_WHAT IS REQUIRED:_ Report only the number of lines in the records that contain the word "Фотофіксація".

.....

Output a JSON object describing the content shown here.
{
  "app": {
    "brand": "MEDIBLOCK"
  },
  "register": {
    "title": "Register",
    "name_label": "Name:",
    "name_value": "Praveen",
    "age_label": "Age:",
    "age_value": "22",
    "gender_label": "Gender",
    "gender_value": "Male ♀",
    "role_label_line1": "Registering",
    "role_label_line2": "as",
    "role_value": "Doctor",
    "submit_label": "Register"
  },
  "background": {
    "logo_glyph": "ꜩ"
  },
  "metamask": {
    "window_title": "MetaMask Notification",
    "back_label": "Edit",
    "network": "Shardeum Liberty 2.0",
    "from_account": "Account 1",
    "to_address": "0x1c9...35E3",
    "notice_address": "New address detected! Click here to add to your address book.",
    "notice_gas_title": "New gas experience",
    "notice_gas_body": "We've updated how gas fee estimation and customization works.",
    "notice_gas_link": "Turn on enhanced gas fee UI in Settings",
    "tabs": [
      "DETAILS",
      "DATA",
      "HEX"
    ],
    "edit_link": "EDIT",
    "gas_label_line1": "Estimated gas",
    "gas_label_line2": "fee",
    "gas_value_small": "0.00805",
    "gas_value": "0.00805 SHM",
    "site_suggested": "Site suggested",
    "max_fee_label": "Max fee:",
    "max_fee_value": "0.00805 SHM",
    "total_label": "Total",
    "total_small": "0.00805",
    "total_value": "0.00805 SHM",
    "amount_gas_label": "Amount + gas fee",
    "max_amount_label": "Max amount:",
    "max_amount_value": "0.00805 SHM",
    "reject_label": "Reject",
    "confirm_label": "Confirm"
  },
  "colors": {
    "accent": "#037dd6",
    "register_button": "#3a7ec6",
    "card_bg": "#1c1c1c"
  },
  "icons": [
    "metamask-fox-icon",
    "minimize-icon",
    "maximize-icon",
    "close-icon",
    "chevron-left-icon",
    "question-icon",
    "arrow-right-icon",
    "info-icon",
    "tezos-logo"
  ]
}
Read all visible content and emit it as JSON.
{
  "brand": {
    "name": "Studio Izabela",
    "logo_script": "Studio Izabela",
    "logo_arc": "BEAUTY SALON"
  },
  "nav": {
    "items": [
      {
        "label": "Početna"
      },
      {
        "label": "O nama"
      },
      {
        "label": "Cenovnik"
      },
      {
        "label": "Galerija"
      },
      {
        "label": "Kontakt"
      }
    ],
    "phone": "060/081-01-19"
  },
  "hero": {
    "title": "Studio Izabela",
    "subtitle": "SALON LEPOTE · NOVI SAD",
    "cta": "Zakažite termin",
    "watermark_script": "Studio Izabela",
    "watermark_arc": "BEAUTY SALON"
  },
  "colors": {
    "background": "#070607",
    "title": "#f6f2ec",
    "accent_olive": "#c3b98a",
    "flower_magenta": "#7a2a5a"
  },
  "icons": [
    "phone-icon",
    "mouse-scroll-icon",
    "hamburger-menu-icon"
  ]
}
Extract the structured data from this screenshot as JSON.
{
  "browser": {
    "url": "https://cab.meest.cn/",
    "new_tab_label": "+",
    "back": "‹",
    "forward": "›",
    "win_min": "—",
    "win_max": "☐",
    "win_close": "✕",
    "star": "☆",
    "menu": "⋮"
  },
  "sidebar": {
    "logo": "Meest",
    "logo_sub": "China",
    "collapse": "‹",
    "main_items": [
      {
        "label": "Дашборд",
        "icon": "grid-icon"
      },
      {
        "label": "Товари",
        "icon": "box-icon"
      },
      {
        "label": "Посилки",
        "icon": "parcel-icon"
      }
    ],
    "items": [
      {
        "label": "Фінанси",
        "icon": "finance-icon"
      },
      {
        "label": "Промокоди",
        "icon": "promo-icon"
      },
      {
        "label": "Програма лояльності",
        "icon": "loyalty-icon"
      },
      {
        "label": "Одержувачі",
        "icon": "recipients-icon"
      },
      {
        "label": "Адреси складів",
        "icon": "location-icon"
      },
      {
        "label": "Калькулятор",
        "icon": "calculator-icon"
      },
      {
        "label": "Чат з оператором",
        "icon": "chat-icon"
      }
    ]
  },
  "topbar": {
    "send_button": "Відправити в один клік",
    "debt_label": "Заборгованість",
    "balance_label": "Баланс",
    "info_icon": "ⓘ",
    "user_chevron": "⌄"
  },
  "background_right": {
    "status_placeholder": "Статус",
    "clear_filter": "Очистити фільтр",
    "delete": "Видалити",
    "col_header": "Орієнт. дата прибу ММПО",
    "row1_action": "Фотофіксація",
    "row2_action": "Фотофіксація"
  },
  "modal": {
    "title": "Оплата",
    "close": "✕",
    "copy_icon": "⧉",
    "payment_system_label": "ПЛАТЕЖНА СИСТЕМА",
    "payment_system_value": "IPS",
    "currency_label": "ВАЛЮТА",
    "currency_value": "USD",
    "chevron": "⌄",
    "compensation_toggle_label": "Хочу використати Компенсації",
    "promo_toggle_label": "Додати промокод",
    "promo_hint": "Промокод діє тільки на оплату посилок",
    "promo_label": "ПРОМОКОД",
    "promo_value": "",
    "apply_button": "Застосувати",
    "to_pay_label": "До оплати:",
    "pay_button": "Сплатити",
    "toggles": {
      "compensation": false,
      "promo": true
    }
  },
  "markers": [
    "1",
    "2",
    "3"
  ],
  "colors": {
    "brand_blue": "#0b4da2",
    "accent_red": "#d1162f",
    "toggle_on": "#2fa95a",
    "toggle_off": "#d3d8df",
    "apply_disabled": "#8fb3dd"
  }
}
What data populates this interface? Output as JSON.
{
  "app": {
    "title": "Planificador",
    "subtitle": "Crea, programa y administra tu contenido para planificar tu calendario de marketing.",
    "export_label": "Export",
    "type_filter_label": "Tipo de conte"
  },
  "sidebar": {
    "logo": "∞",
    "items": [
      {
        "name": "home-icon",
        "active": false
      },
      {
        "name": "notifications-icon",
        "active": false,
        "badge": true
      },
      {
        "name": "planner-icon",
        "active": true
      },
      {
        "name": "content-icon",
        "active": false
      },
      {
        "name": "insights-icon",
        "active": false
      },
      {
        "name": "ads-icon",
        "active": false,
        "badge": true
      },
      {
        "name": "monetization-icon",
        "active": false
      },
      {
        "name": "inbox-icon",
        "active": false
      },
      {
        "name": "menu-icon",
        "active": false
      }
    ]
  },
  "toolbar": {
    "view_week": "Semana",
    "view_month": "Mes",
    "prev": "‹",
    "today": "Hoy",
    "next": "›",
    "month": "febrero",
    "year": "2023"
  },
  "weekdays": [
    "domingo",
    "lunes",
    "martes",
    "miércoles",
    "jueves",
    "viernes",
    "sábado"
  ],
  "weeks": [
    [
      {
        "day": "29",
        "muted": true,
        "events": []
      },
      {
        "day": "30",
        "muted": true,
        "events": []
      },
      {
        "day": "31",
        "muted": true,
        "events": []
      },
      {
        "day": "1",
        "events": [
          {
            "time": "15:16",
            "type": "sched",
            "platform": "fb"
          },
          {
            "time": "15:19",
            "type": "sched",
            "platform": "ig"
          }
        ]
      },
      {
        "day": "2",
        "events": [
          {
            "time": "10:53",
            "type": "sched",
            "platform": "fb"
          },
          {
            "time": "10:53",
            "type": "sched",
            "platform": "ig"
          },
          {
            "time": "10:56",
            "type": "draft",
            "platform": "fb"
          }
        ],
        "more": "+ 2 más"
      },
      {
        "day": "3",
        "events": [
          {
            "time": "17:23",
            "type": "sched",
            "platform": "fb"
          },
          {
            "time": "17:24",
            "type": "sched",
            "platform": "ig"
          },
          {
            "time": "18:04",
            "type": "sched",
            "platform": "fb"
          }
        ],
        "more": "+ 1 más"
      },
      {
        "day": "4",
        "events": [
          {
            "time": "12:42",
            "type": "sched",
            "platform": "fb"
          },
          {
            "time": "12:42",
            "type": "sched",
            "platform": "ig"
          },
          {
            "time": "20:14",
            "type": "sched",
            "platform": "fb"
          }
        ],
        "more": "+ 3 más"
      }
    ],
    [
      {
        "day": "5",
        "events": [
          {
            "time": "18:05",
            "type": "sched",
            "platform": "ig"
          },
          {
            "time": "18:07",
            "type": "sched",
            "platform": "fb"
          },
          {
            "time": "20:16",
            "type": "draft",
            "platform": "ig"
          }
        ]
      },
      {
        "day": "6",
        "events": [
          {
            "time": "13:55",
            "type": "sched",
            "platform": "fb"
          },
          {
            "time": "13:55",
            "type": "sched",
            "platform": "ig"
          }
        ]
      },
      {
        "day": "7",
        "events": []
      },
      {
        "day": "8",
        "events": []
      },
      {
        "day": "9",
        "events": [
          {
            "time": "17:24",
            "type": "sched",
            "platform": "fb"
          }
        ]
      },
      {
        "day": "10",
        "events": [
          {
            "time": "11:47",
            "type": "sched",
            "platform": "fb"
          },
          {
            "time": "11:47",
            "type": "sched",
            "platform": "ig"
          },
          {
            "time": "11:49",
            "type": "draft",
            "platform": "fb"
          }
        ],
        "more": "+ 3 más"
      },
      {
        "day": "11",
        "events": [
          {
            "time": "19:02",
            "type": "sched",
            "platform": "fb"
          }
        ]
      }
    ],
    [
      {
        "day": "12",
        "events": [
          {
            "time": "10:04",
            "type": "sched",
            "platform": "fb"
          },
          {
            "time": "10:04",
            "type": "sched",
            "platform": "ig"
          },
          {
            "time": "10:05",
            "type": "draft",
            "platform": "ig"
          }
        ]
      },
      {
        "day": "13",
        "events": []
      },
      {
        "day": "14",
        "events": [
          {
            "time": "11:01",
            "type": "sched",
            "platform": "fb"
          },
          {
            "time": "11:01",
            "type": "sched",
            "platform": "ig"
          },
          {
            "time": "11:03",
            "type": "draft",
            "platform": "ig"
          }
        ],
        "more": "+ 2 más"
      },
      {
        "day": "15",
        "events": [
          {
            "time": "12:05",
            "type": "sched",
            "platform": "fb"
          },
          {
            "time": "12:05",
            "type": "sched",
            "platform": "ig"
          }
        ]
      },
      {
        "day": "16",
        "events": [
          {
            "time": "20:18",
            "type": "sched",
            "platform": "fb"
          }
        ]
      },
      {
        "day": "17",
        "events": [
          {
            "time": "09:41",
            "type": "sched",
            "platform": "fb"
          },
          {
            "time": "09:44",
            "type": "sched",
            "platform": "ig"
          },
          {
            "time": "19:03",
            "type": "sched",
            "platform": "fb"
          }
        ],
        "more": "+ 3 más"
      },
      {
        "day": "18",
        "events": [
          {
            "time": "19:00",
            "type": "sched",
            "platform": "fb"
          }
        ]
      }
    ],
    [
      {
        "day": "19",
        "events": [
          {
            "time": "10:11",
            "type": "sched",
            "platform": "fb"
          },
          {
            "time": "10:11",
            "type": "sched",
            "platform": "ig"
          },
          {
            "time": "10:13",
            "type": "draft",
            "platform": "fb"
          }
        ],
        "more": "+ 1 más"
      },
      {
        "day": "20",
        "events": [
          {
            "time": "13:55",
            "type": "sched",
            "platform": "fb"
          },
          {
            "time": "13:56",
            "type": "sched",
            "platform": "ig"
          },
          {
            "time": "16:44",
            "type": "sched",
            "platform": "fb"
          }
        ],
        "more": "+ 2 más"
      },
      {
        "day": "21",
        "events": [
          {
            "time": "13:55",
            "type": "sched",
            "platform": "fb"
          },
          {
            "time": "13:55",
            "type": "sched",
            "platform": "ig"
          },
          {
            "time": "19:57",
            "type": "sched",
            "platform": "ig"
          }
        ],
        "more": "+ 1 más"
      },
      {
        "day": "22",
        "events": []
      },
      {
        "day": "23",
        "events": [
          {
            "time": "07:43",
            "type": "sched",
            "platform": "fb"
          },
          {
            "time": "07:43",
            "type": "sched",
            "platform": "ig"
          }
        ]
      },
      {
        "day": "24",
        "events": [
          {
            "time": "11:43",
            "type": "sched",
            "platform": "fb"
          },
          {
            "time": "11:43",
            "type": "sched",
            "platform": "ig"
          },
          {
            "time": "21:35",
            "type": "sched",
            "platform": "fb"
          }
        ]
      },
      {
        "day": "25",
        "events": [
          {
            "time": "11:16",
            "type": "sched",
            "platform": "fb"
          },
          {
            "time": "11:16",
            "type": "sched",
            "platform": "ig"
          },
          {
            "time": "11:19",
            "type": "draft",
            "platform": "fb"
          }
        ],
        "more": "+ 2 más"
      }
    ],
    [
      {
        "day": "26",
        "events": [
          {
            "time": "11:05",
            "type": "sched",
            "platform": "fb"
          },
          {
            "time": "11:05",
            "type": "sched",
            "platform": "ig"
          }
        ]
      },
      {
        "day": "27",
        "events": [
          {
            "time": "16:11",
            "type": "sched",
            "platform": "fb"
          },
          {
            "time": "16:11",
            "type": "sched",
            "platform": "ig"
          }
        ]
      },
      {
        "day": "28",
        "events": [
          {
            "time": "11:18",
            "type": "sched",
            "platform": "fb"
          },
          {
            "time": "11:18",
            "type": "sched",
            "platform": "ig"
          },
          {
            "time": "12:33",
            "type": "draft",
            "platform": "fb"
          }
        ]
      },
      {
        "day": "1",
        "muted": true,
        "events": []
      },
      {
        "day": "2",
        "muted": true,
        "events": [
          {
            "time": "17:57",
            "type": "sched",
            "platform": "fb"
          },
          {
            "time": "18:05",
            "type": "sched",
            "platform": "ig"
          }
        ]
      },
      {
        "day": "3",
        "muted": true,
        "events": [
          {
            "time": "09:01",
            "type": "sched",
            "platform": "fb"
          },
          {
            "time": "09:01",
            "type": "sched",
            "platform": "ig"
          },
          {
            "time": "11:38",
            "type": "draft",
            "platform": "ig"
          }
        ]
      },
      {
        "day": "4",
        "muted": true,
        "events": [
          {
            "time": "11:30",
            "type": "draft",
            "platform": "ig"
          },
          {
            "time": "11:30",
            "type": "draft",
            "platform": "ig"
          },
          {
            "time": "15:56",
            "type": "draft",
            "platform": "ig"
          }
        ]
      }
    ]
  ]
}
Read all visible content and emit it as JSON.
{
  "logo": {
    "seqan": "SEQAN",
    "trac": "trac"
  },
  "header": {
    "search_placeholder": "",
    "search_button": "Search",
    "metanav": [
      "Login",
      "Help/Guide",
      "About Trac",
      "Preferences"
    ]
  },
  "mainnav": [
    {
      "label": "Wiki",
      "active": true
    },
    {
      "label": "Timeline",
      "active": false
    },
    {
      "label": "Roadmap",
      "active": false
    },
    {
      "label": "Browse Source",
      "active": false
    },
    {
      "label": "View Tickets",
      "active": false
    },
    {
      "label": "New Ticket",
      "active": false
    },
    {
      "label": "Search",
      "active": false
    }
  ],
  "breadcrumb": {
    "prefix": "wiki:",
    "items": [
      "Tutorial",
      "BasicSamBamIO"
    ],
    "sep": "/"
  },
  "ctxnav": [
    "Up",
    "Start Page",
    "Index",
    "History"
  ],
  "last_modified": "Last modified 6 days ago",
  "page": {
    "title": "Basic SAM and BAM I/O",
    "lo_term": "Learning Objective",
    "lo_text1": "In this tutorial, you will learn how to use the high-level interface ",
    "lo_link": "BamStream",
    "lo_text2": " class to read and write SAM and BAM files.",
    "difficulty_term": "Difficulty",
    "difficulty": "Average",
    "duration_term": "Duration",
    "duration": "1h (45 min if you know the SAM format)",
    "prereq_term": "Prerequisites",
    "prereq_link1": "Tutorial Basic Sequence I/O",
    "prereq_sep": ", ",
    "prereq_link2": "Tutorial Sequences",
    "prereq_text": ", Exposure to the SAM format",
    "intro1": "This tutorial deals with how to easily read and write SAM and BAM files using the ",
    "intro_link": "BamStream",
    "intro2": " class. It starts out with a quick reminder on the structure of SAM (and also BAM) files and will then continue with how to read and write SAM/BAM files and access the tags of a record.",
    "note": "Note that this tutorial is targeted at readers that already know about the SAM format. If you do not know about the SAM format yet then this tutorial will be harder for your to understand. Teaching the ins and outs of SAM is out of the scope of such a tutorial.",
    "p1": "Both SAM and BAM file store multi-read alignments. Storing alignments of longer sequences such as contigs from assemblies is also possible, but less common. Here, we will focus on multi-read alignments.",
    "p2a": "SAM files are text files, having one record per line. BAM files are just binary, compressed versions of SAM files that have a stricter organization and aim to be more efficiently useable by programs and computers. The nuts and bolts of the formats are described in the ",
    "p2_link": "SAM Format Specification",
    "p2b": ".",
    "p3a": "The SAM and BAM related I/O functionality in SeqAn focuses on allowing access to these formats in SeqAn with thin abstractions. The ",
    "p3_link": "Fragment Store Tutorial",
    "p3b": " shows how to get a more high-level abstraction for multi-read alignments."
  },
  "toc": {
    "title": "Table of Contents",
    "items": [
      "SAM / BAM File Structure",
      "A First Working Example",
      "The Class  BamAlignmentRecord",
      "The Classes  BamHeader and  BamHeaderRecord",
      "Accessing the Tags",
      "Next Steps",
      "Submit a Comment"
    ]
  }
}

.....

_COMPLETED EXERCISE:_ 2